→ WHAT IS ASKED
Copy the material that follows word for word and omit its pictures.

** BEGIN RECORDED DATA **

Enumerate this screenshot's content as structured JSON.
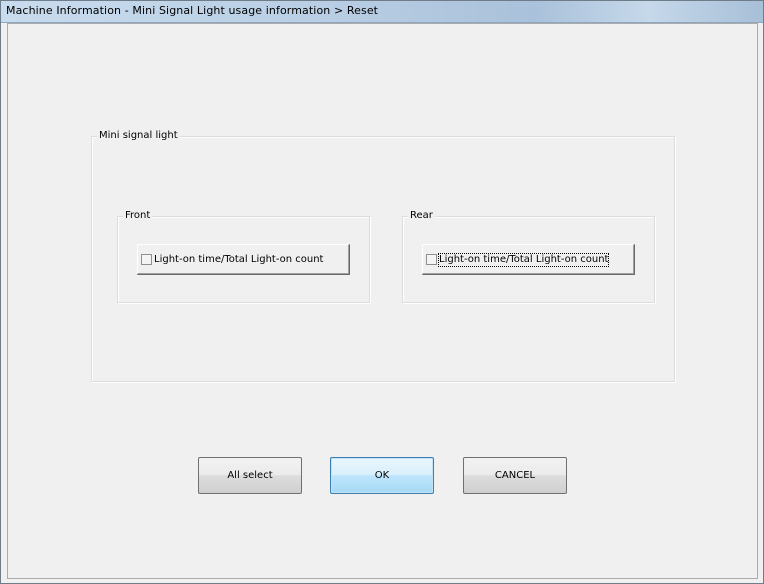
{
  "window": {
    "title": "Machine Information - Mini Signal Light usage information > Reset"
  },
  "mini_signal_light": {
    "label": "Mini signal light",
    "front": {
      "label": "Front",
      "checkbox_label": "Light-on time/Total Light-on count",
      "checked": false
    },
    "rear": {
      "label": "Rear",
      "checkbox_label": "Light-on time/Total Light-on count",
      "checked": false
    }
  },
  "buttons": {
    "all_select": "All select",
    "ok": "OK",
    "cancel": "CANCEL"
  }
}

** END RECORDED DATA **

→ REPLY TO THE EXERCISE
Enumerate this screenshot's content as structured JSON.
{
  "window": {
    "title": "Machine Information - Mini Signal Light usage information > Reset"
  },
  "mini_signal_light": {
    "label": "Mini signal light",
    "front": {
      "label": "Front",
      "checkbox_label": "Light-on time/Total Light-on count",
      "checked": false
    },
    "rear": {
      "label": "Rear",
      "checkbox_label": "Light-on time/Total Light-on count",
      "checked": false
    }
  },
  "buttons": {
    "all_select": "All select",
    "ok": "OK",
    "cancel": "CANCEL"
  }
}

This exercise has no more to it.